Challenges
**1.** Answer these questions using the Heaven on Seven article below:
(a) How many years after the first Heaven on Seven opened did the second location open?
(b) On what date did the Bannos family take over Heaven on Seven?
(c) How many stories tall was the office building that housed the restaurant?
**2.** Extend the Heaven on Seven article below by writing what comes after its final paragraph.

Source document
How Chicago’s First Heaven on Seven Has Stayed Alive for 35 Years
Think back, if you will, to the American culinary scene in the early 1980s: before the names Martha, Mario, and Alton were thrown out with first-name association; before every chef offered a tasting menu; before “artisanal mayonnaise” was a thing. Hell, before the word “artisanal” was common food jargon.
An enormous amount has changed in the way we relay information about dining, and it’s not uncommon for an eatery to open, be reviewed and close within a matter of months. So then, what does it take for a restaurant to remain open for over thirty years in one of our nation’s most competitive markets?
A few months ago, Chef Jimmy Bannos’ original Heaven on Seven in Chicago turned 35, a feat often unachievable to even the most ambitious of restaurateurs. Heaven is not a trendy restaurant, there are no emersion circulators to be found, and Bannos was excited just to have a broiler when his second location opened 17 years after his first. Cooking is in his blood; he opened Heaven with his parents and brother. His daughter, nieces, and nephews work with him now and his son, Jimmy Jr., is the James Beard Award-winning chef of The Purple Pig.
But longevity is never promised. For such a diverse and food-forward city as Chicago, Heaven on Seven is a testament to how keeping the focus on the food and the clientele can keep a restaurant open and relevant despite industry challenges.
To celebrate this pretty amazing anniversary, I sat for Serious Eats with Bannos to trace back the origin of the family’s success, zeroing in on moments where things could have gone completely wrong, on decisions he wishes he could retract, and where he hopes his family history will continue into the future. And while he admits to not knowing what tomorrow may bring, he hopes all he’s learned will keep Heaven open for its 70th anniversary someday.
Heaven on Seven: It was a Joint
By Jimmy Bannos, as told to Jacqueline Raposo
The Takeover Years
My family took over Heaven on Seven on February 4th, 1980. At the time it was a Chicago take on a New York Jewish deli: the matzo balls were all frozen, the kreplach was okay at best, and the corned beef came already cured. A father and son-in-law team owned it. When we first walked in the father was smoking a cigar in the kitchen. The ash was going into the kreplach and he was like, “Eh, don’t worry about it. It adds extra flavor.” We couldn’t believe it. I looked at my dad and said, “This guy’s gotta go.” I was only a few months out of culinary school, but even then I knew I could figure out recipes and make them a thousand times better.
We started making homemade stuff out of a Jewish cookbook: matzo balls the size of my fist with chicken broth poured over them, sides of beef for our own brisket and ground beef for kreplach, and house-made pickles, all just to make what was there already better. That was the start.
We were in a 21-story office building in “the loop”, where the train line does a loop around the central business district. There weren’t many options in the area, just a few Greek families with four or five diners surrounding the district. Back in the ‘30s and ‘40s, a lot of the office buildings had a diner inside that would basically just feed the people who worked there, and when we bought it our space was still basically doing just that.

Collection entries
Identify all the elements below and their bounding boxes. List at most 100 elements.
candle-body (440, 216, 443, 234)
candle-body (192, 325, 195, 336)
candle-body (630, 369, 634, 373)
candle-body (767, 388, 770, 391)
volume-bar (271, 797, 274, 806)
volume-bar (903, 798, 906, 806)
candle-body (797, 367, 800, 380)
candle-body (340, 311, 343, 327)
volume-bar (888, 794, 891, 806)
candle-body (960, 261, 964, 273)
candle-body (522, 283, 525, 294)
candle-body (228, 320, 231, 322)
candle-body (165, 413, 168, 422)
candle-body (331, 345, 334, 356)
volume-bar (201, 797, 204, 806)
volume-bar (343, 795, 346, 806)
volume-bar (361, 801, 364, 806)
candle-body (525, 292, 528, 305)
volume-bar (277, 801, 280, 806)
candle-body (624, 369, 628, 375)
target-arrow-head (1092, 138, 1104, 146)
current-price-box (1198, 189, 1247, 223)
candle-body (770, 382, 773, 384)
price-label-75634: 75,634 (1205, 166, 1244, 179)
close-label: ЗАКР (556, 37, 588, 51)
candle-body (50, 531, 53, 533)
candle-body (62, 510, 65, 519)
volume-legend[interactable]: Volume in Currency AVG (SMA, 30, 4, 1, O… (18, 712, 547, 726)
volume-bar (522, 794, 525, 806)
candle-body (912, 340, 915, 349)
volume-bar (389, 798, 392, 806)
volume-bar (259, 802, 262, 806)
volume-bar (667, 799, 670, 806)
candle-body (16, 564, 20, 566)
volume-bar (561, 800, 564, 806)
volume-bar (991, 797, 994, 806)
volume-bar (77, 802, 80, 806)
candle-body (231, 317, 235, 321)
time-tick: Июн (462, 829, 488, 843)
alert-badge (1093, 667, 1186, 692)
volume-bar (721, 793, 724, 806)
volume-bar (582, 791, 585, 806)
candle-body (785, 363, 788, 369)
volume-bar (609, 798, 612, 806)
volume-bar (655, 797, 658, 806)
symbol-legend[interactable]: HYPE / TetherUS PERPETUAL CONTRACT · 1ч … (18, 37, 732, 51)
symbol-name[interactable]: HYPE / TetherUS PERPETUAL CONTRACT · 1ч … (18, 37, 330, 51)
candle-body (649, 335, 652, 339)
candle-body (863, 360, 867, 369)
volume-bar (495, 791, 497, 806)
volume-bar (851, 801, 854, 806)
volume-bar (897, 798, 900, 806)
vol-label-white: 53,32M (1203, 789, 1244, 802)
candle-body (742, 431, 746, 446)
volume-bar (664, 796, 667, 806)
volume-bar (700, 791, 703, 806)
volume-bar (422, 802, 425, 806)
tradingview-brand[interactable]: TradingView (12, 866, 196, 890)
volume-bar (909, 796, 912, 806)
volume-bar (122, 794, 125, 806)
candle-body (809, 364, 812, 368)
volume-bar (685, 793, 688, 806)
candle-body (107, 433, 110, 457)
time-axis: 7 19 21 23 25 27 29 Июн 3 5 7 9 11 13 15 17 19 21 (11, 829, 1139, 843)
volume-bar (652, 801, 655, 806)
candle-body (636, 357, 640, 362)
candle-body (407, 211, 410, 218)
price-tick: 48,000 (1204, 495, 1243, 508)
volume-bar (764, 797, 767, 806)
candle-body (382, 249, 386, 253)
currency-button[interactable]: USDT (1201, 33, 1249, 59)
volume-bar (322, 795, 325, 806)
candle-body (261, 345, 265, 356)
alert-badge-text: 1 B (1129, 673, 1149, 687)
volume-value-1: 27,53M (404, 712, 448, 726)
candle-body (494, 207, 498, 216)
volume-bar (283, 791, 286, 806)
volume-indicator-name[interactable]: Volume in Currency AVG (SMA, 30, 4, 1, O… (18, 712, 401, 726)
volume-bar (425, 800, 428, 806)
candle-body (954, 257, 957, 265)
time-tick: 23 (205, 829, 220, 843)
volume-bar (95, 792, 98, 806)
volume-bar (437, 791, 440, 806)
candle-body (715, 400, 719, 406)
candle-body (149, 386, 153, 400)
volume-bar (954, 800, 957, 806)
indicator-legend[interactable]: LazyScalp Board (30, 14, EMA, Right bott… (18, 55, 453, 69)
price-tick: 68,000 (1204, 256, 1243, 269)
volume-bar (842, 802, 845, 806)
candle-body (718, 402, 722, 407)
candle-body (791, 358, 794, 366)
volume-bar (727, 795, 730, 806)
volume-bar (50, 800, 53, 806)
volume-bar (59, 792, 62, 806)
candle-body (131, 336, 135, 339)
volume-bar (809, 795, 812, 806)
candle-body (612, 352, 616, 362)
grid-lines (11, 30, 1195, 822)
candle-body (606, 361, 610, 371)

Expected results
**1.**
(a) 17 years
(b) February 4th, 1980
(c) 21 stories

**2.**
We were in a $4.95 price range for specials. What can you sell for $4.95? A lot of chicken and a lot of pasta. So we figured we’d put a twist on the food that we were doing. We started doing some Greek specialties and a lot of Italian stuff, like a six-ounce chicken breast pounded thin and breaded, covering a whole plate with a really great red gravy and mozzarella poured over it. People were really receptive. And then there was the Jewish food we were making from scratch, and people would come in and go, “Man, it’s so much better than the crap they made before.” So we were building a whole new clientele just from that.
The Creole Invasion
Back in 1976 a cousin was marrying a girl from Biloxi, Mississippi, and her father came up for the engagement party with marinated stuffed crabs with a southern, New Orleans-y flare to them. When we went down to the wedding we had catfish and smothered steaks and all that, and I remember being like, “My god, this is good.” I was just a kid, but years later it still clicked with me, and I was forever interested in Creole cuisine.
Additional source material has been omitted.